BEGIN

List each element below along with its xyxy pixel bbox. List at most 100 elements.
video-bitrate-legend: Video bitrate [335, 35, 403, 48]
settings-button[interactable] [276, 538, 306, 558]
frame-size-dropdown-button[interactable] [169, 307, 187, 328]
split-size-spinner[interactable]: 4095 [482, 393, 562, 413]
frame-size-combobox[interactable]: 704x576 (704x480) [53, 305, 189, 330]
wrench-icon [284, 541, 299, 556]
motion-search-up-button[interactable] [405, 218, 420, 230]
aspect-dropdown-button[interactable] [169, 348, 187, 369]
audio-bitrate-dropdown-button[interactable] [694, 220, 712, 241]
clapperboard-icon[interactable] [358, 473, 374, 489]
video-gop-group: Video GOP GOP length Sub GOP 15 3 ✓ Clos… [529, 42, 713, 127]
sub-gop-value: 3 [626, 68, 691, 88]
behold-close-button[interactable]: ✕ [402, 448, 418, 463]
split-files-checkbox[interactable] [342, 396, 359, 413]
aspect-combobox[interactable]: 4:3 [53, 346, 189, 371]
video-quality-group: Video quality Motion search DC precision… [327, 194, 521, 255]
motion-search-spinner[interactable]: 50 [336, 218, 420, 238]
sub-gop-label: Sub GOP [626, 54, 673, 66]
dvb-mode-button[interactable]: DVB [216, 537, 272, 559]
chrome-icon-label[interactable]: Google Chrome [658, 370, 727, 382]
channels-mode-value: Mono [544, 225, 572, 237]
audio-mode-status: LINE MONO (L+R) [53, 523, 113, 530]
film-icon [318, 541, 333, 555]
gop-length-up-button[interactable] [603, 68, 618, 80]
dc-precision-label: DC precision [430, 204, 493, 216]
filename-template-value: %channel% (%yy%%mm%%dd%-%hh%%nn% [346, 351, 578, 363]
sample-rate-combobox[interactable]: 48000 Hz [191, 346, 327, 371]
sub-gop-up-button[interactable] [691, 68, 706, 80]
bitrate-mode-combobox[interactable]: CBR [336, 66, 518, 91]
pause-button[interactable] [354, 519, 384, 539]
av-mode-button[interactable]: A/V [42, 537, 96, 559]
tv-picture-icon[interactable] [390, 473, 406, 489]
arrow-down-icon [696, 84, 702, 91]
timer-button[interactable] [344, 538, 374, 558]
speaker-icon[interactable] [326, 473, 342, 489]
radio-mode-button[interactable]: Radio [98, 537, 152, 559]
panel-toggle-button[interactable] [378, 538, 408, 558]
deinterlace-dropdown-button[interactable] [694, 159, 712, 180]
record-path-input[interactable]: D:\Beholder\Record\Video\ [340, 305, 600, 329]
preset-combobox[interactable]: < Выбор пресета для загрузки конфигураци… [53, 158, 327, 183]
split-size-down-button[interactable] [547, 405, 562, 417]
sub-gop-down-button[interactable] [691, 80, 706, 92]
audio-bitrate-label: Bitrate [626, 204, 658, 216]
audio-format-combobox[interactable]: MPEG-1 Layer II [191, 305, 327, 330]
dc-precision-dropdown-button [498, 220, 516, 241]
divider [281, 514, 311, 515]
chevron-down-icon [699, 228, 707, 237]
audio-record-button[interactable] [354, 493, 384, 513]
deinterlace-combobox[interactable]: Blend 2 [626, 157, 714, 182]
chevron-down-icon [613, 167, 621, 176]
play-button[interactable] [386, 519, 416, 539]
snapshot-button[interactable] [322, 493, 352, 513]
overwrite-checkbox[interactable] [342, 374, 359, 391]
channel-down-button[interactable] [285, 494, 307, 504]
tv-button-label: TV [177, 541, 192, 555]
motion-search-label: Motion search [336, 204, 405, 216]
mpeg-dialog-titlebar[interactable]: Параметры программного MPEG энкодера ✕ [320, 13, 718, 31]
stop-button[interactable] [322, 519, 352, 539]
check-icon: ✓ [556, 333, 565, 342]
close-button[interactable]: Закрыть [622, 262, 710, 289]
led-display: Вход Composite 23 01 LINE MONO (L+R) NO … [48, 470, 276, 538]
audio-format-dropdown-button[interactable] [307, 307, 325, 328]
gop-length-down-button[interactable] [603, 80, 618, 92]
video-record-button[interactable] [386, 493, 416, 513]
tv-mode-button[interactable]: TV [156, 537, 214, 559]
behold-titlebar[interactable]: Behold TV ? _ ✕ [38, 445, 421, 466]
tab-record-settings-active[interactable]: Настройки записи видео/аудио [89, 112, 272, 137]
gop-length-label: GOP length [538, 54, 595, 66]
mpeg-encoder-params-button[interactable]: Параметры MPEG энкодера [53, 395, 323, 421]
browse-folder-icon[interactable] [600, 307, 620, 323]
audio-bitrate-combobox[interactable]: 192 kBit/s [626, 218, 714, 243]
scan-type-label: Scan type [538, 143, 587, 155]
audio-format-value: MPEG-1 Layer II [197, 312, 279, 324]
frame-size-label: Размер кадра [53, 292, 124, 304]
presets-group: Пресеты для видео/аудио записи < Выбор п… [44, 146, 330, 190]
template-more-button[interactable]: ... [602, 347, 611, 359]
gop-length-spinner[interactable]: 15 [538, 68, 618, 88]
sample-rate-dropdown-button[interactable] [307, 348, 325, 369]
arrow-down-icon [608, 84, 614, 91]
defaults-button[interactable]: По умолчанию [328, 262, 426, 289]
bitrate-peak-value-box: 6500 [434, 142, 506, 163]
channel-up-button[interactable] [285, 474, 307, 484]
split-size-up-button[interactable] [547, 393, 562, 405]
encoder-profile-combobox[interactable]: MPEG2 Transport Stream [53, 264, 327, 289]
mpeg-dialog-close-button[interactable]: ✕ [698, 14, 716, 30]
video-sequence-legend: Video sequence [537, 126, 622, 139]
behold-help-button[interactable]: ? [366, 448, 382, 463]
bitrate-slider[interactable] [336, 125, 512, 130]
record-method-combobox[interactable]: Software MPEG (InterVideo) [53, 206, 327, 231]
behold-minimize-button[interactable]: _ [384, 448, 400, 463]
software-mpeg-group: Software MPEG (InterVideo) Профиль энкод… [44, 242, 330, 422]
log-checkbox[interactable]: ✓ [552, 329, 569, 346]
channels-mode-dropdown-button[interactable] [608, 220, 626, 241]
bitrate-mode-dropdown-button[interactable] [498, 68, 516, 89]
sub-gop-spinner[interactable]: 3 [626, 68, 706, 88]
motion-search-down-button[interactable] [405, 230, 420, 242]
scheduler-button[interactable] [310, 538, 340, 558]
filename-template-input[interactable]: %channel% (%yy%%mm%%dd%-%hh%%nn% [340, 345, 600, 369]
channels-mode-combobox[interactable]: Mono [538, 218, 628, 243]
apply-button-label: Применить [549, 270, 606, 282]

END

TASK OBJECTIVE ::
Copy out every line above word for word, without changing anything.

SOLUTION FOR THIS PROBLEM ::
List each element below along with its xyxy pixel bbox. List at most 100 elements.
video-bitrate-legend: Video bitrate [335, 35, 403, 48]
settings-button[interactable] [276, 538, 306, 558]
frame-size-dropdown-button[interactable] [169, 307, 187, 328]
split-size-spinner[interactable]: 4095 [482, 393, 562, 413]
frame-size-combobox[interactable]: 704x576 (704x480) [53, 305, 189, 330]
wrench-icon [284, 541, 299, 556]
motion-search-up-button[interactable] [405, 218, 420, 230]
aspect-dropdown-button[interactable] [169, 348, 187, 369]
audio-bitrate-dropdown-button[interactable] [694, 220, 712, 241]
clapperboard-icon[interactable] [358, 473, 374, 489]
video-gop-group: Video GOP GOP length Sub GOP 15 3 ✓ Clos… [529, 42, 713, 127]
sub-gop-value: 3 [626, 68, 691, 88]
behold-close-button[interactable]: ✕ [402, 448, 418, 463]
split-files-checkbox[interactable] [342, 396, 359, 413]
aspect-combobox[interactable]: 4:3 [53, 346, 189, 371]
video-quality-group: Video quality Motion search DC precision… [327, 194, 521, 255]
motion-search-spinner[interactable]: 50 [336, 218, 420, 238]
sub-gop-label: Sub GOP [626, 54, 673, 66]
dvb-mode-button[interactable]: DVB [216, 537, 272, 559]
chrome-icon-label[interactable]: Google Chrome [658, 370, 727, 382]
channels-mode-value: Mono [544, 225, 572, 237]
audio-mode-status: LINE MONO (L+R) [53, 523, 113, 530]
film-icon [318, 541, 333, 555]
gop-length-up-button[interactable] [603, 68, 618, 80]
dc-precision-label: DC precision [430, 204, 493, 216]
filename-template-value: %channel% (%yy%%mm%%dd%-%hh%%nn% [346, 351, 578, 363]
sample-rate-combobox[interactable]: 48000 Hz [191, 346, 327, 371]
sub-gop-up-button[interactable] [691, 68, 706, 80]
bitrate-mode-combobox[interactable]: CBR [336, 66, 518, 91]
pause-button[interactable] [354, 519, 384, 539]
av-mode-button[interactable]: A/V [42, 537, 96, 559]
tv-picture-icon[interactable] [390, 473, 406, 489]
arrow-down-icon [696, 84, 702, 91]
timer-button[interactable] [344, 538, 374, 558]
speaker-icon[interactable] [326, 473, 342, 489]
radio-mode-button[interactable]: Radio [98, 537, 152, 559]
panel-toggle-button[interactable] [378, 538, 408, 558]
deinterlace-dropdown-button[interactable] [694, 159, 712, 180]
record-path-input[interactable]: D:\Beholder\Record\Video\ [340, 305, 600, 329]
preset-combobox[interactable]: < Выбор пресета для загрузки конфигураци… [53, 158, 327, 183]
split-size-down-button[interactable] [547, 405, 562, 417]
sub-gop-down-button[interactable] [691, 80, 706, 92]
audio-bitrate-label: Bitrate [626, 204, 658, 216]
audio-format-combobox[interactable]: MPEG-1 Layer II [191, 305, 327, 330]
dc-precision-dropdown-button [498, 220, 516, 241]
divider [281, 514, 311, 515]
chevron-down-icon [699, 228, 707, 237]
audio-record-button[interactable] [354, 493, 384, 513]
deinterlace-combobox[interactable]: Blend 2 [626, 157, 714, 182]
chevron-down-icon [613, 167, 621, 176]
play-button[interactable] [386, 519, 416, 539]
snapshot-button[interactable] [322, 493, 352, 513]
overwrite-checkbox[interactable] [342, 374, 359, 391]
channel-down-button[interactable] [285, 494, 307, 504]
tv-button-label: TV [177, 541, 192, 555]
motion-search-label: Motion search [336, 204, 405, 216]
mpeg-dialog-titlebar[interactable]: Параметры программного MPEG энкодера ✕ [320, 13, 718, 31]
stop-button[interactable] [322, 519, 352, 539]
check-icon: ✓ [556, 333, 565, 342]
close-button[interactable]: Закрыть [622, 262, 710, 289]
led-display: Вход Composite 23 01 LINE MONO (L+R) NO … [48, 470, 276, 538]
audio-format-dropdown-button[interactable] [307, 307, 325, 328]
gop-length-down-button[interactable] [603, 80, 618, 92]
video-record-button[interactable] [386, 493, 416, 513]
tv-mode-button[interactable]: TV [156, 537, 214, 559]
behold-titlebar[interactable]: Behold TV ? _ ✕ [38, 445, 421, 466]
tab-record-settings-active[interactable]: Настройки записи видео/аудио [89, 112, 272, 137]
gop-length-label: GOP length [538, 54, 595, 66]
mpeg-encoder-params-button[interactable]: Параметры MPEG энкодера [53, 395, 323, 421]
browse-folder-icon[interactable] [600, 307, 620, 323]
audio-bitrate-combobox[interactable]: 192 kBit/s [626, 218, 714, 243]
scan-type-label: Scan type [538, 143, 587, 155]
audio-format-value: MPEG-1 Layer II [197, 312, 279, 324]
frame-size-label: Размер кадра [53, 292, 124, 304]
presets-group: Пресеты для видео/аудио записи < Выбор п… [44, 146, 330, 190]
template-more-button[interactable]: ... [602, 347, 611, 359]
gop-length-spinner[interactable]: 15 [538, 68, 618, 88]
sample-rate-dropdown-button[interactable] [307, 348, 325, 369]
arrow-down-icon [608, 84, 614, 91]
defaults-button[interactable]: По умолчанию [328, 262, 426, 289]
bitrate-peak-value-box: 6500 [434, 142, 506, 163]
channel-up-button[interactable] [285, 474, 307, 484]
split-size-up-button[interactable] [547, 393, 562, 405]
encoder-profile-combobox[interactable]: MPEG2 Transport Stream [53, 264, 327, 289]
mpeg-dialog-close-button[interactable]: ✕ [698, 14, 716, 30]
video-sequence-legend: Video sequence [537, 126, 622, 139]
behold-help-button[interactable]: ? [366, 448, 382, 463]
bitrate-slider[interactable] [336, 125, 512, 130]
record-method-combobox[interactable]: Software MPEG (InterVideo) [53, 206, 327, 231]
behold-minimize-button[interactable]: _ [384, 448, 400, 463]
software-mpeg-group: Software MPEG (InterVideo) Профиль энкод… [44, 242, 330, 422]
log-checkbox[interactable]: ✓ [552, 329, 569, 346]
channels-mode-dropdown-button[interactable] [608, 220, 626, 241]
bitrate-mode-dropdown-button[interactable] [498, 68, 516, 89]
sub-gop-spinner[interactable]: 3 [626, 68, 706, 88]
motion-search-down-button[interactable] [405, 230, 420, 242]
scheduler-button[interactable] [310, 538, 340, 558]
filename-template-input[interactable]: %channel% (%yy%%mm%%dd%-%hh%%nn% [340, 345, 600, 369]
channels-mode-combobox[interactable]: Mono [538, 218, 628, 243]
apply-button-label: Применить [549, 270, 606, 282]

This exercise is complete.